Records excerpted from a collection:
※
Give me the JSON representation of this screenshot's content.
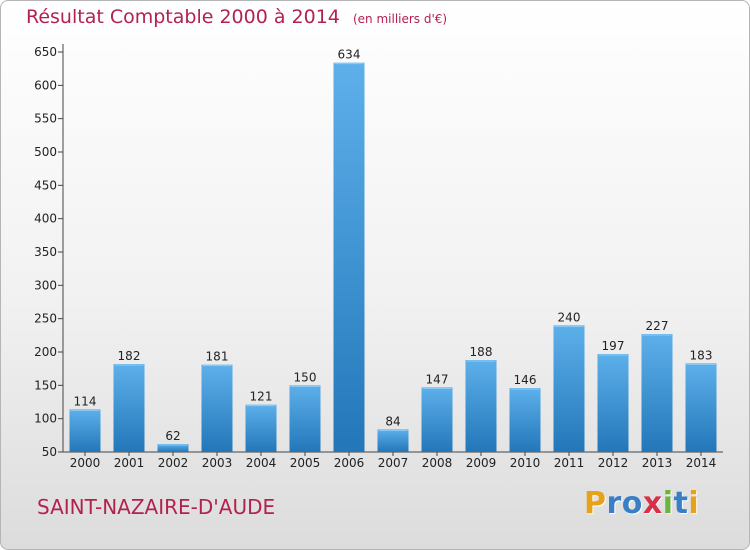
{
  "chart_data": {
    "type": "bar",
    "title": "Résultat Comptable 2000 à 2014",
    "subtitle": "(en milliers d'€)",
    "categories": [
      "2000",
      "2001",
      "2002",
      "2003",
      "2004",
      "2005",
      "2006",
      "2007",
      "2008",
      "2009",
      "2010",
      "2011",
      "2012",
      "2013",
      "2014"
    ],
    "values": [
      114,
      182,
      62,
      181,
      121,
      150,
      634,
      84,
      147,
      188,
      146,
      240,
      197,
      227,
      183
    ],
    "ylim": [
      50,
      650
    ],
    "yticks": [
      50,
      100,
      150,
      200,
      250,
      300,
      350,
      400,
      450,
      500,
      550,
      600,
      650
    ],
    "xlabel": "",
    "ylabel": "",
    "grid": false,
    "legend": "none"
  },
  "footer": {
    "place": "SAINT-NAZAIRE-D'AUDE"
  },
  "brand": {
    "letters": [
      "P",
      "r",
      "o",
      "x",
      "i",
      "t",
      "i"
    ],
    "colors": [
      "#e8a21a",
      "#3a7fc6",
      "#3a7fc6",
      "#d9304a",
      "#6db33f",
      "#3a7fc6",
      "#e8a21a"
    ]
  },
  "colors": {
    "bar_top": "#5db0ea",
    "bar_bottom": "#2377b9",
    "title": "#b3224f"
  }
}
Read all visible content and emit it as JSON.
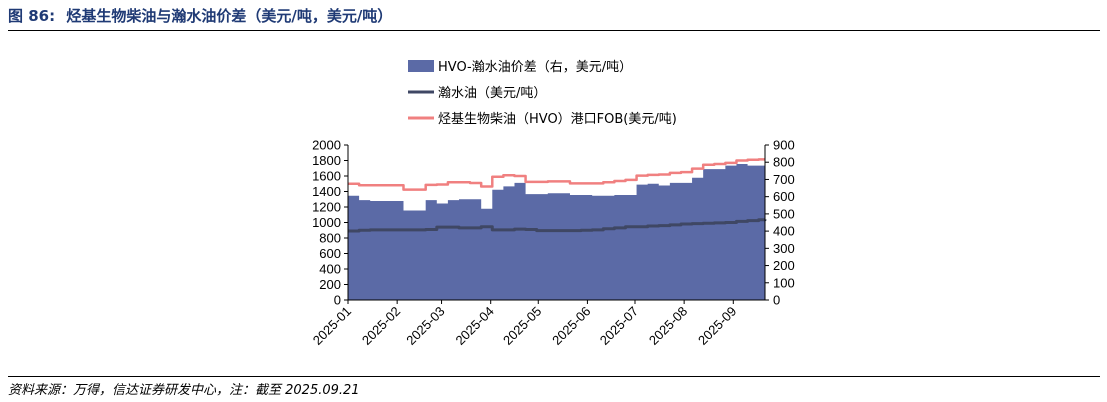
{
  "header": {
    "figure_number": "图 86:",
    "title": "烃基生物柴油与瀚水油价差（美元/吨，美元/吨）"
  },
  "footer": {
    "source": "资料来源：万得，信达证券研发中心，注：截至 2025.09.21"
  },
  "colors": {
    "spread_area": "#5b6aa6",
    "diesel_line": "#3f4764",
    "hvo_line": "#f08080",
    "title": "#1f3a75"
  },
  "chart_data": {
    "type": "area",
    "x_dates": [
      "2025-01-01",
      "2025-01-08",
      "2025-01-15",
      "2025-01-22",
      "2025-01-29",
      "2025-02-05",
      "2025-02-12",
      "2025-02-19",
      "2025-02-26",
      "2025-03-05",
      "2025-03-12",
      "2025-03-19",
      "2025-03-26",
      "2025-04-02",
      "2025-04-09",
      "2025-04-16",
      "2025-04-23",
      "2025-04-30",
      "2025-05-07",
      "2025-05-14",
      "2025-05-21",
      "2025-05-28",
      "2025-06-04",
      "2025-06-11",
      "2025-06-18",
      "2025-06-25",
      "2025-07-02",
      "2025-07-09",
      "2025-07-16",
      "2025-07-23",
      "2025-07-30",
      "2025-08-06",
      "2025-08-13",
      "2025-08-20",
      "2025-08-27",
      "2025-09-03",
      "2025-09-10",
      "2025-09-17",
      "2025-09-21"
    ],
    "x_tick_labels": [
      "2025-01",
      "2025-02",
      "2025-03",
      "2025-04",
      "2025-05",
      "2025-06",
      "2025-07",
      "2025-08",
      "2025-09"
    ],
    "y_left_ticks": [
      0,
      200,
      400,
      600,
      800,
      1000,
      1200,
      1400,
      1600,
      1800,
      2000
    ],
    "y_right_ticks": [
      0,
      100,
      200,
      300,
      400,
      500,
      600,
      700,
      800,
      900
    ],
    "y_left_range": [
      0,
      2000
    ],
    "y_right_range": [
      0,
      900
    ],
    "series": [
      {
        "name": "HVO-瀚水油价差（右，美元/吨）",
        "axis": "right",
        "style": "area",
        "values": [
          605,
          580,
          575,
          575,
          575,
          520,
          520,
          580,
          560,
          580,
          585,
          585,
          530,
          640,
          660,
          680,
          615,
          615,
          620,
          620,
          610,
          610,
          605,
          605,
          610,
          610,
          670,
          675,
          665,
          680,
          680,
          710,
          760,
          760,
          780,
          790,
          780,
          780,
          780
        ]
      },
      {
        "name": "瀚水油（美元/吨）",
        "axis": "left",
        "style": "line",
        "values": [
          890,
          900,
          905,
          905,
          905,
          905,
          905,
          910,
          940,
          940,
          930,
          930,
          945,
          905,
          905,
          915,
          910,
          895,
          895,
          895,
          895,
          900,
          905,
          920,
          930,
          945,
          945,
          955,
          960,
          970,
          980,
          985,
          990,
          995,
          1000,
          1015,
          1025,
          1035,
          1040
        ]
      },
      {
        "name": "烃基生物柴油（HVO）港口FOB(美元/吨)",
        "axis": "left",
        "style": "line",
        "values": [
          1500,
          1480,
          1480,
          1480,
          1480,
          1425,
          1425,
          1485,
          1490,
          1520,
          1520,
          1510,
          1465,
          1590,
          1610,
          1600,
          1525,
          1525,
          1530,
          1530,
          1505,
          1505,
          1505,
          1520,
          1535,
          1550,
          1605,
          1615,
          1620,
          1640,
          1650,
          1695,
          1745,
          1755,
          1770,
          1800,
          1810,
          1815,
          1815
        ]
      }
    ],
    "legend_position": "top-center",
    "grid": false
  }
}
※
THE PROBLEM:
Give back every line exactly as it stands, pictures excluded.

SOLUTION BELOW:
Give me the JSON representation of this screenshot's content.
{
  "chart_data": {
    "type": "bar",
    "title": "Résultat Comptable 2000 à 2014",
    "subtitle": "(en milliers d'€)",
    "categories": [
      "2000",
      "2001",
      "2002",
      "2003",
      "2004",
      "2005",
      "2006",
      "2007",
      "2008",
      "2009",
      "2010",
      "2011",
      "2012",
      "2013",
      "2014"
    ],
    "values": [
      114,
      182,
      62,
      181,
      121,
      150,
      634,
      84,
      147,
      188,
      146,
      240,
      197,
      227,
      183
    ],
    "ylim": [
      50,
      650
    ],
    "yticks": [
      50,
      100,
      150,
      200,
      250,
      300,
      350,
      400,
      450,
      500,
      550,
      600,
      650
    ],
    "xlabel": "",
    "ylabel": "",
    "grid": false,
    "legend": "none"
  },
  "footer": {
    "place": "SAINT-NAZAIRE-D'AUDE"
  },
  "brand": {
    "letters": [
      "P",
      "r",
      "o",
      "x",
      "i",
      "t",
      "i"
    ],
    "colors": [
      "#e8a21a",
      "#3a7fc6",
      "#3a7fc6",
      "#d9304a",
      "#6db33f",
      "#3a7fc6",
      "#e8a21a"
    ]
  },
  "colors": {
    "bar_top": "#5db0ea",
    "bar_bottom": "#2377b9",
    "title": "#b3224f"
  }
}
Read all visible content and emit it as JSON.
{
  "header": {
    "figure_number": "图 86:",
    "title": "烃基生物柴油与瀚水油价差（美元/吨，美元/吨）"
  },
  "footer": {
    "source": "资料来源：万得，信达证券研发中心，注：截至 2025.09.21"
  },
  "colors": {
    "spread_area": "#5b6aa6",
    "diesel_line": "#3f4764",
    "hvo_line": "#f08080",
    "title": "#1f3a75"
  },
  "chart_data": {
    "type": "area",
    "x_dates": [
      "2025-01-01",
      "2025-01-08",
      "2025-01-15",
      "2025-01-22",
      "2025-01-29",
      "2025-02-05",
      "2025-02-12",
      "2025-02-19",
      "2025-02-26",
      "2025-03-05",
      "2025-03-12",
      "2025-03-19",
      "2025-03-26",
      "2025-04-02",
      "2025-04-09",
      "2025-04-16",
      "2025-04-23",
      "2025-04-30",
      "2025-05-07",
      "2025-05-14",
      "2025-05-21",
      "2025-05-28",
      "2025-06-04",
      "2025-06-11",
      "2025-06-18",
      "2025-06-25",
      "2025-07-02",
      "2025-07-09",
      "2025-07-16",
      "2025-07-23",
      "2025-07-30",
      "2025-08-06",
      "2025-08-13",
      "2025-08-20",
      "2025-08-27",
      "2025-09-03",
      "2025-09-10",
      "2025-09-17",
      "2025-09-21"
    ],
    "x_tick_labels": [
      "2025-01",
      "2025-02",
      "2025-03",
      "2025-04",
      "2025-05",
      "2025-06",
      "2025-07",
      "2025-08",
      "2025-09"
    ],
    "y_left_ticks": [
      0,
      200,
      400,
      600,
      800,
      1000,
      1200,
      1400,
      1600,
      1800,
      2000
    ],
    "y_right_ticks": [
      0,
      100,
      200,
      300,
      400,
      500,
      600,
      700,
      800,
      900
    ],
    "y_left_range": [
      0,
      2000
    ],
    "y_right_range": [
      0,
      900
    ],
    "series": [
      {
        "name": "HVO-瀚水油价差（右，美元/吨）",
        "axis": "right",
        "style": "area",
        "values": [
          605,
          580,
          575,
          575,
          575,
          520,
          520,
          580,
          560,
          580,
          585,
          585,
          530,
          640,
          660,
          680,
          615,
          615,
          620,
          620,
          610,
          610,
          605,
          605,
          610,
          610,
          670,
          675,
          665,
          680,
          680,
          710,
          760,
          760,
          780,
          790,
          780,
          780,
          780
        ]
      },
      {
        "name": "瀚水油（美元/吨）",
        "axis": "left",
        "style": "line",
        "values": [
          890,
          900,
          905,
          905,
          905,
          905,
          905,
          910,
          940,
          940,
          930,
          930,
          945,
          905,
          905,
          915,
          910,
          895,
          895,
          895,
          895,
          900,
          905,
          920,
          930,
          945,
          945,
          955,
          960,
          970,
          980,
          985,
          990,
          995,
          1000,
          1015,
          1025,
          1035,
          1040
        ]
      },
      {
        "name": "烃基生物柴油（HVO）港口FOB(美元/吨)",
        "axis": "left",
        "style": "line",
        "values": [
          1500,
          1480,
          1480,
          1480,
          1480,
          1425,
          1425,
          1485,
          1490,
          1520,
          1520,
          1510,
          1465,
          1590,
          1610,
          1600,
          1525,
          1525,
          1530,
          1530,
          1505,
          1505,
          1505,
          1520,
          1535,
          1550,
          1605,
          1615,
          1620,
          1640,
          1650,
          1695,
          1745,
          1755,
          1770,
          1800,
          1810,
          1815,
          1815
        ]
      }
    ],
    "legend_position": "top-center",
    "grid": false
  }
}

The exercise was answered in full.